かぜのウイルスや細菌感染のみならず、アレルギーなどによっても生じることが分かっています。この腫れや鼻水によって、副鼻腔と鼻腔の間の穴がふさがると、副鼻腔から鼻水や膿を排泄できなくなり、たまってしまいます。
こうして起こるのが副鼻腔炎です。慢性副鼻腔炎は、「蓄膿症」と呼ばれることもあります。
急性副鼻腔炎と慢性副鼻腔炎は似た症状を引き起こし、具体的には以下のものがあります。
◦鼻から黄色や緑色の膿が出る。
◦顔面の圧迫や痛み
◦鼻づまり
◦患部の副鼻腔上の圧痛(触れたときの痛み)や腫れ
◦嗅覚の減退(嗅覚低下)
◦口臭
◦たんを伴うせき(特に夜間)
◦体のだるさ・倦怠感
◦発熱・微熱・悪寒
以下のように、一部の症状ではどの副鼻腔が感染しているかが示唆されていると言われております。
◦上顎洞炎→眼のすぐ下の頬の痛み、歯の痛み、頭痛
◦前頭洞炎→額の痛み
◦篩骨洞炎→眼の奥や両眼の間の痛み、涙目、額の痛み
◦蝶形骨炎→頭の前部や後部に痛み
必要に応じてレントゲン検査あるいはCT検査をする事があります。

*課題 1*:
副鼻腔炎の文章のうち、「かぜのウイルスや細菌感染のみ」から「れていると言われております。」までを、一字も変えずに抜き出して返してください。
*課題 2*:
副鼻腔炎の文章の続きを、最後の文のあとから書き足してください。

*データセットに収められた項目*:
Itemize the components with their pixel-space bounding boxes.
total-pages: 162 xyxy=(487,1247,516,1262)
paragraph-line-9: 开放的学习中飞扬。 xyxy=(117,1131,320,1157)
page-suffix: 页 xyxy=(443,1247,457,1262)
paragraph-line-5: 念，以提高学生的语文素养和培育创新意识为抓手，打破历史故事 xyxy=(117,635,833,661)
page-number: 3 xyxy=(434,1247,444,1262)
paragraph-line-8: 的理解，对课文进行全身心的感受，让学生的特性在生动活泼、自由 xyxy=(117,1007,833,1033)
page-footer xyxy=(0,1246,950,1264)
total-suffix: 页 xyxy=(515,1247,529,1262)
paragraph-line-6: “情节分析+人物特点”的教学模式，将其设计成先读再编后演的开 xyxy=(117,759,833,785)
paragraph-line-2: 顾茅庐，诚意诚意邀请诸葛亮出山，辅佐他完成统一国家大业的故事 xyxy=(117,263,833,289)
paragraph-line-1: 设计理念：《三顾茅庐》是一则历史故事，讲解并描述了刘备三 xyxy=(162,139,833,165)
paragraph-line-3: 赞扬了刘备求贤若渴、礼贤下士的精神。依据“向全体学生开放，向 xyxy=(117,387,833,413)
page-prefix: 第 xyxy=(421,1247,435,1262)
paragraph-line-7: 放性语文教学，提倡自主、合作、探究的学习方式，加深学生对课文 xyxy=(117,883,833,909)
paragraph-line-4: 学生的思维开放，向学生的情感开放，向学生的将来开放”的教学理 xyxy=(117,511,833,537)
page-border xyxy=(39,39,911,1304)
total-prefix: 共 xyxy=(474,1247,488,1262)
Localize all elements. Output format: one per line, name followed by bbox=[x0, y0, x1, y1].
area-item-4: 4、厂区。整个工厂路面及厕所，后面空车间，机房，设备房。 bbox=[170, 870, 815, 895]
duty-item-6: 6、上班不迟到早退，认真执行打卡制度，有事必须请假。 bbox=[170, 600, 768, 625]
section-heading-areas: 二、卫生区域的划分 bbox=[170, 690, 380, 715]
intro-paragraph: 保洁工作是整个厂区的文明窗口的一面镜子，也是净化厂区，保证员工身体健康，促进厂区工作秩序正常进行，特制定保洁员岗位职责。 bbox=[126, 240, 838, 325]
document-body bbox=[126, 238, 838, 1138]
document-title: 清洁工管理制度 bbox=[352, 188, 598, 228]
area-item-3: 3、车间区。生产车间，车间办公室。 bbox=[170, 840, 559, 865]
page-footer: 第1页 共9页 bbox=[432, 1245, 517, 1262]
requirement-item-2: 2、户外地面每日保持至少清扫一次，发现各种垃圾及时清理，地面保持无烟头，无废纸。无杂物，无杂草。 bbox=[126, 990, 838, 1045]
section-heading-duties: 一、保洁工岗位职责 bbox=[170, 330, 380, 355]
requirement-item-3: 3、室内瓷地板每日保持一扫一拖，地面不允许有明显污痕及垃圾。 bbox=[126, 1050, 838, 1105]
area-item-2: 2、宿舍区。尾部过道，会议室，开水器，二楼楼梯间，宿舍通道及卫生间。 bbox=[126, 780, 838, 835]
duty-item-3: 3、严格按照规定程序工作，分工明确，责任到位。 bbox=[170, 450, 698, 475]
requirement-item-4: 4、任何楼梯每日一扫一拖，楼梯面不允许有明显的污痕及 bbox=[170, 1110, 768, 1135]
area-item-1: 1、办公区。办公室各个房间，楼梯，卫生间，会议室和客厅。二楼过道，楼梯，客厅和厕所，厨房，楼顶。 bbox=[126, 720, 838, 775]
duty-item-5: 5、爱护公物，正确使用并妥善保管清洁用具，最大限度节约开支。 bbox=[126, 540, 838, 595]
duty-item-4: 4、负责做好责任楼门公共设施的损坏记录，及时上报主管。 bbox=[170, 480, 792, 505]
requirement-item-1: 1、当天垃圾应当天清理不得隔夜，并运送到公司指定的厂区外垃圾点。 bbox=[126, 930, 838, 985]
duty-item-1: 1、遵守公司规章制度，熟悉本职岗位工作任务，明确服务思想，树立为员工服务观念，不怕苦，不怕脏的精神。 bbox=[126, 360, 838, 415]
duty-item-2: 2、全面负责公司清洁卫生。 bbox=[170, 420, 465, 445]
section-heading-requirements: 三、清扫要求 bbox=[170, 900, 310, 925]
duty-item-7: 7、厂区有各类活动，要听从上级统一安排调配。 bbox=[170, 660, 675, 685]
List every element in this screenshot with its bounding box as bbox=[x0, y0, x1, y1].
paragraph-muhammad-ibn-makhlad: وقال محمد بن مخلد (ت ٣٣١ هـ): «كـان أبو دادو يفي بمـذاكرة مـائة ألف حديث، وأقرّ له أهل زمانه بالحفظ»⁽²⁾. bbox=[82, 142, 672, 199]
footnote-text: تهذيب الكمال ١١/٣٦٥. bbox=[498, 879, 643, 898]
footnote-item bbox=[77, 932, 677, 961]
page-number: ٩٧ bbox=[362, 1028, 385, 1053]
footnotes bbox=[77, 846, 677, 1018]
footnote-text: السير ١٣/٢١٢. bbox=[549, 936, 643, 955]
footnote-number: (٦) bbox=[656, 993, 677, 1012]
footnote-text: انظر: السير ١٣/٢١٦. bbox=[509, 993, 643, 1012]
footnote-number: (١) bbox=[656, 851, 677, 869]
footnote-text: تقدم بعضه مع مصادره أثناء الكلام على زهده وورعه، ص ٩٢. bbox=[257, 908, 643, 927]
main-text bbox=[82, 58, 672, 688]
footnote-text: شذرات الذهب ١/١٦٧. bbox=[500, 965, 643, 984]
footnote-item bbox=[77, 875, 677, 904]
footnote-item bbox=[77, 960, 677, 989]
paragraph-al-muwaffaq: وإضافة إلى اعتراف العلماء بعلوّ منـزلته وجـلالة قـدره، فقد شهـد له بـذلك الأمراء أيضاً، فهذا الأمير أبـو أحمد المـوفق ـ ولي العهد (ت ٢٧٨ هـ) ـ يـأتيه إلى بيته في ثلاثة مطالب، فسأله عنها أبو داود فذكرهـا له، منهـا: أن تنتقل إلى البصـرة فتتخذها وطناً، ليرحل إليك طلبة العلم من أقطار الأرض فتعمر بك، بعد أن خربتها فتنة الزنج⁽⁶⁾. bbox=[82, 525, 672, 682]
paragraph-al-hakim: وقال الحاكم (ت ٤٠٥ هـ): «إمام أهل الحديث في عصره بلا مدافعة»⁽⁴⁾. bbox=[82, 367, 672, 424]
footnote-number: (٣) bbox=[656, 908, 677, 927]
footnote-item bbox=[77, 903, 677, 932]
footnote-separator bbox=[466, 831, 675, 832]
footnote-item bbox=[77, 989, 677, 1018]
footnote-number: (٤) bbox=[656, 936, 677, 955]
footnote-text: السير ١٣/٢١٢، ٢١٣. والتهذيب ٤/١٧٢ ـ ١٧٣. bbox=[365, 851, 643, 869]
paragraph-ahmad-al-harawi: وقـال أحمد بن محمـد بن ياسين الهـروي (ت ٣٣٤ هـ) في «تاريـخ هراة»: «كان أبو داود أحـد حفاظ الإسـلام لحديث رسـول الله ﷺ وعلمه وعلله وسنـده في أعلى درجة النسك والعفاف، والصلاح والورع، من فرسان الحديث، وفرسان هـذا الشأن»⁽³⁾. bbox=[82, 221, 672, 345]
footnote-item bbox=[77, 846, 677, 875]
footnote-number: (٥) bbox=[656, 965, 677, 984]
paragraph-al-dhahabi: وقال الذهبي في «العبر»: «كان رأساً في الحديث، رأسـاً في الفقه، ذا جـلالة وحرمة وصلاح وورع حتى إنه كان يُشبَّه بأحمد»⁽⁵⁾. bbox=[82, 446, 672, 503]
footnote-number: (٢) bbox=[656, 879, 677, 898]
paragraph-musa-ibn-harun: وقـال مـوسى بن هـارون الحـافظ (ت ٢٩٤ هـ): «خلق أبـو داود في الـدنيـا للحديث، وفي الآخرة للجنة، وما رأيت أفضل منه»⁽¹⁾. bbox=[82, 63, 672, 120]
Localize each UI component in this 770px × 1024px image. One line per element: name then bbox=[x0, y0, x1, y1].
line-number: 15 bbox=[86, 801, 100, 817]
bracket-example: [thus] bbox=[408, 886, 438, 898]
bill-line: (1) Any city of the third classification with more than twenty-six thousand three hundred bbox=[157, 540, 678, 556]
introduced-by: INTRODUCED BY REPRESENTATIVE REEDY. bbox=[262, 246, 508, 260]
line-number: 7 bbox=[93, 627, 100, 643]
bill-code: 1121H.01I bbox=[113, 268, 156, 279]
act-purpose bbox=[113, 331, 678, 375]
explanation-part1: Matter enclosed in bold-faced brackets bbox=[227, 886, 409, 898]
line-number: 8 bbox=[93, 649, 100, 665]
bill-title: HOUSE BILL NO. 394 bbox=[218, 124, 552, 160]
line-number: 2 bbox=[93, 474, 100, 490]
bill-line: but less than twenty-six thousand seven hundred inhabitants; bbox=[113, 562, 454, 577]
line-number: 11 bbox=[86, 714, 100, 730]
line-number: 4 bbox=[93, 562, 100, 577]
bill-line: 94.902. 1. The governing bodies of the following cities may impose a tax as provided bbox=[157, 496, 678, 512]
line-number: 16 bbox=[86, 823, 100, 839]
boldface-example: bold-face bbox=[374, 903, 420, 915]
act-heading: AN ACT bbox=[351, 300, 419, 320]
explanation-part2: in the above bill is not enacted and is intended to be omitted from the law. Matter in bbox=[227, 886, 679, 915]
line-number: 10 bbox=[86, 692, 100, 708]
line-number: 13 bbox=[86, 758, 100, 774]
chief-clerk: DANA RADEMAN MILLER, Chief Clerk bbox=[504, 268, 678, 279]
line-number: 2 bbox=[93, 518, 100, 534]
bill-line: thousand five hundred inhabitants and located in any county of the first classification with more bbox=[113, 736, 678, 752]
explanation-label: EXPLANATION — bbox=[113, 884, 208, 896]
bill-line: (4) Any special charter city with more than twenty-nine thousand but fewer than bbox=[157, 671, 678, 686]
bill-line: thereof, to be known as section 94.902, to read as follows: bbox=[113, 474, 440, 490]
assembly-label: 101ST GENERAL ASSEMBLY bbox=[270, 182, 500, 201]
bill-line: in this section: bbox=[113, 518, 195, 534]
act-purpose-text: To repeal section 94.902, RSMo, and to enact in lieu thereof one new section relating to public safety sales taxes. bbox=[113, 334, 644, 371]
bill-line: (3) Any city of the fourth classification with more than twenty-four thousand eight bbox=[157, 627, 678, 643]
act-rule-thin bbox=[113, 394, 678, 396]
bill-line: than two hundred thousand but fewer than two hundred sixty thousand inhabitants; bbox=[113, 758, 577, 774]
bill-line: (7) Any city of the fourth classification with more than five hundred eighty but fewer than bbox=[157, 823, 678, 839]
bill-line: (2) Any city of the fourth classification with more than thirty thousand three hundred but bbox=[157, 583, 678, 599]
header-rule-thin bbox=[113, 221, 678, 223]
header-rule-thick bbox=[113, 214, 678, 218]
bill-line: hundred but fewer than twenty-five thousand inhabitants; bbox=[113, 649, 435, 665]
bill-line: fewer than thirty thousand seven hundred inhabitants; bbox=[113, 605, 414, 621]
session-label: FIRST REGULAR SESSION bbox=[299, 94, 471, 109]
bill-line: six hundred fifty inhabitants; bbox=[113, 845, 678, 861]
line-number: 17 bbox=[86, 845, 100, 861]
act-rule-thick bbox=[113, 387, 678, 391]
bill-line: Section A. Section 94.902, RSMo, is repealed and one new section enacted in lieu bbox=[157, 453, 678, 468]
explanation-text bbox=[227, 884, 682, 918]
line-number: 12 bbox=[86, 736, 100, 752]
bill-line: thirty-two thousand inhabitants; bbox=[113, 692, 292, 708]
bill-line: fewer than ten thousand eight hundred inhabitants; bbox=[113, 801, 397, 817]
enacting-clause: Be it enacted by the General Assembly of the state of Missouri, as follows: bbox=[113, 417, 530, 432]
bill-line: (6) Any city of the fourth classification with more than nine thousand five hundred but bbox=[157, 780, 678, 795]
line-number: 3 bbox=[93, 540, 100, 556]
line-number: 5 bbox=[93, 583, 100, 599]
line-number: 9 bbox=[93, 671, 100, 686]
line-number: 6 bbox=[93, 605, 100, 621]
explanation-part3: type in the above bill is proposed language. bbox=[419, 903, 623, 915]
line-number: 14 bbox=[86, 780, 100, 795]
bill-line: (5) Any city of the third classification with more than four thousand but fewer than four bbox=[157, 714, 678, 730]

*出力結果 1*:
かぜのウイルスや細菌感染のみならず、アレルギーなどによっても生じることが分かっています。この腫れや鼻水によって、副鼻腔と鼻腔の間の穴がふさがると、副鼻腔から鼻水や膿を排泄できなくなり、たまってしまいます。
こうして起こるのが副鼻腔炎です。慢性副鼻腔炎は、「蓄膿症」と呼ばれることもあります。
急性副鼻腔炎と慢性副鼻腔炎は似た症状を引き起こし、具体的には以下のものがあります。
◦鼻から黄色や緑色の膿が出る。
◦顔面の圧迫や痛み
◦鼻づまり
◦患部の副鼻腔上の圧痛(触れたときの痛み)や腫れ
◦嗅覚の減退(嗅覚低下)
◦口臭
◦たんを伴うせき(特に夜間)
◦体のだるさ・倦怠感
◦発熱・微熱・悪寒
以下のように、一部の症状ではどの副鼻腔が感染しているかが示唆されていると言われております。

*出力結果 2*:
急性副鼻腔炎の治療は、副鼻腔からの排液を改善し、感染を治癒させることを主眼に行います。蒸気を吸入したり、湿らせた熱いタオルを炎症のある副鼻腔の上にあてたりすることで、粘膜の腫れが緩和され分泌物の排出が促されることがあります。鼻腔スプレーには粘膜の腫れを抑える働きがあり、期間を限って使用することがあります。重度、持続性の急性副鼻腔炎に対しては抗菌薬を使用します。
肺炎
診療では、病歴聴取し、聴診器で胸の音を聞き、異常音があるかどうか判断します。異常音の原因は、気道が狭窄または閉塞したり、正常なら空気で満たされている部位が、炎症細胞や液体で満たされたりするためです。加えて、検査として胸部X線検査を行うことで肺炎の存在の有無を把握します。
尿検査等で起炎菌を推測しますが、肺炎の原因の多くが、細菌であることからも抗菌薬の使用を行います。
熱を抑える解熱剤、咳を止める鎮咳薬、痰の切れを良くする去痰剤と呼ばれる薬を合わせて治療します。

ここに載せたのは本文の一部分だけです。